Material for this exercise
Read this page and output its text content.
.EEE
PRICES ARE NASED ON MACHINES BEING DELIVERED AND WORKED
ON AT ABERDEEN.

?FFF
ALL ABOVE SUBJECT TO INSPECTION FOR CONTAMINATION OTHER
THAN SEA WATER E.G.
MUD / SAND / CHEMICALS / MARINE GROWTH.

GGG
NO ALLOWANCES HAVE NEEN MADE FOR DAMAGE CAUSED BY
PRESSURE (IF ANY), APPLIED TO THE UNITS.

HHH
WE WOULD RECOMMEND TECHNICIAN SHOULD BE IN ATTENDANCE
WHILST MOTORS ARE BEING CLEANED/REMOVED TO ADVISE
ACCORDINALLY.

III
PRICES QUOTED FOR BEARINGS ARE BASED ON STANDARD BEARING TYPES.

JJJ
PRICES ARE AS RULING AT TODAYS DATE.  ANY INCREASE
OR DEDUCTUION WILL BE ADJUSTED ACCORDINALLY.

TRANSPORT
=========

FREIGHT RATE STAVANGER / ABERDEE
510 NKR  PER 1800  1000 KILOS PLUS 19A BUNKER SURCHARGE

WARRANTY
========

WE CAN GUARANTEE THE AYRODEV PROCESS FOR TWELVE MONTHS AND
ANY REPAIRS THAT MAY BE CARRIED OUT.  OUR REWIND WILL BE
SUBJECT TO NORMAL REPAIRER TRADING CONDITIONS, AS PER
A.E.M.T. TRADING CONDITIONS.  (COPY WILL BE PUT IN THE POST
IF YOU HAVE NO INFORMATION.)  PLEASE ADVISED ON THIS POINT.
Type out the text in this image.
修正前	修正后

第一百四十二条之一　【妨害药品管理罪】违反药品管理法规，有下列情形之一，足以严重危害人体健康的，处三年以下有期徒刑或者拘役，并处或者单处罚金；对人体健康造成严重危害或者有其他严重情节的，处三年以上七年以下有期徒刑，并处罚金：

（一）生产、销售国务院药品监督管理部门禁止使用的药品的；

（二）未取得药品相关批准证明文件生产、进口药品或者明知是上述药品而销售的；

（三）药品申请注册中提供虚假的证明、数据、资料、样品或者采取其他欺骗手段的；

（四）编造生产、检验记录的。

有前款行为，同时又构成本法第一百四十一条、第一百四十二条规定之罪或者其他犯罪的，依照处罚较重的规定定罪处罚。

Written task
Return all of the data exactly as it reads.

Output for this task
Read this page and output its text content.
.EEE
PRICES ARE NASED ON MACHINES BEING DELIVERED AND WORKED
ON AT ABERDEEN.

?FFF
ALL ABOVE SUBJECT TO INSPECTION FOR CONTAMINATION OTHER
THAN SEA WATER E.G.
MUD / SAND / CHEMICALS / MARINE GROWTH.

GGG
NO ALLOWANCES HAVE NEEN MADE FOR DAMAGE CAUSED BY
PRESSURE (IF ANY), APPLIED TO THE UNITS.

HHH
WE WOULD RECOMMEND TECHNICIAN SHOULD BE IN ATTENDANCE
WHILST MOTORS ARE BEING CLEANED/REMOVED TO ADVISE
ACCORDINALLY.

III
PRICES QUOTED FOR BEARINGS ARE BASED ON STANDARD BEARING TYPES.

JJJ
PRICES ARE AS RULING AT TODAYS DATE.  ANY INCREASE
OR DEDUCTUION WILL BE ADJUSTED ACCORDINALLY.

TRANSPORT
=========

FREIGHT RATE STAVANGER / ABERDEE
510 NKR  PER 1800  1000 KILOS PLUS 19A BUNKER SURCHARGE

WARRANTY
========

WE CAN GUARANTEE THE AYRODEV PROCESS FOR TWELVE MONTHS AND
ANY REPAIRS THAT MAY BE CARRIED OUT.  OUR REWIND WILL BE
SUBJECT TO NORMAL REPAIRER TRADING CONDITIONS, AS PER
A.E.M.T. TRADING CONDITIONS.  (COPY WILL BE PUT IN THE POST
IF YOU HAVE NO INFORMATION.)  PLEASE ADVISED ON THIS POINT.
Type out the text in this image.
修正前	修正后

第一百四十二条之一　【妨害药品管理罪】违反药品管理法规，有下列情形之一，足以严重危害人体健康的，处三年以下有期徒刑或者拘役，并处或者单处罚金；对人体健康造成严重危害或者有其他严重情节的，处三年以上七年以下有期徒刑，并处罚金：

（一）生产、销售国务院药品监督管理部门禁止使用的药品的；

（二）未取得药品相关批准证明文件生产、进口药品或者明知是上述药品而销售的；

（三）药品申请注册中提供虚假的证明、数据、资料、样品或者采取其他欺骗手段的；

（四）编造生产、检验记录的。

有前款行为，同时又构成本法第一百四十一条、第一百四十二条规定之罪或者其他犯罪的，依照处罚较重的规定定罪处罚。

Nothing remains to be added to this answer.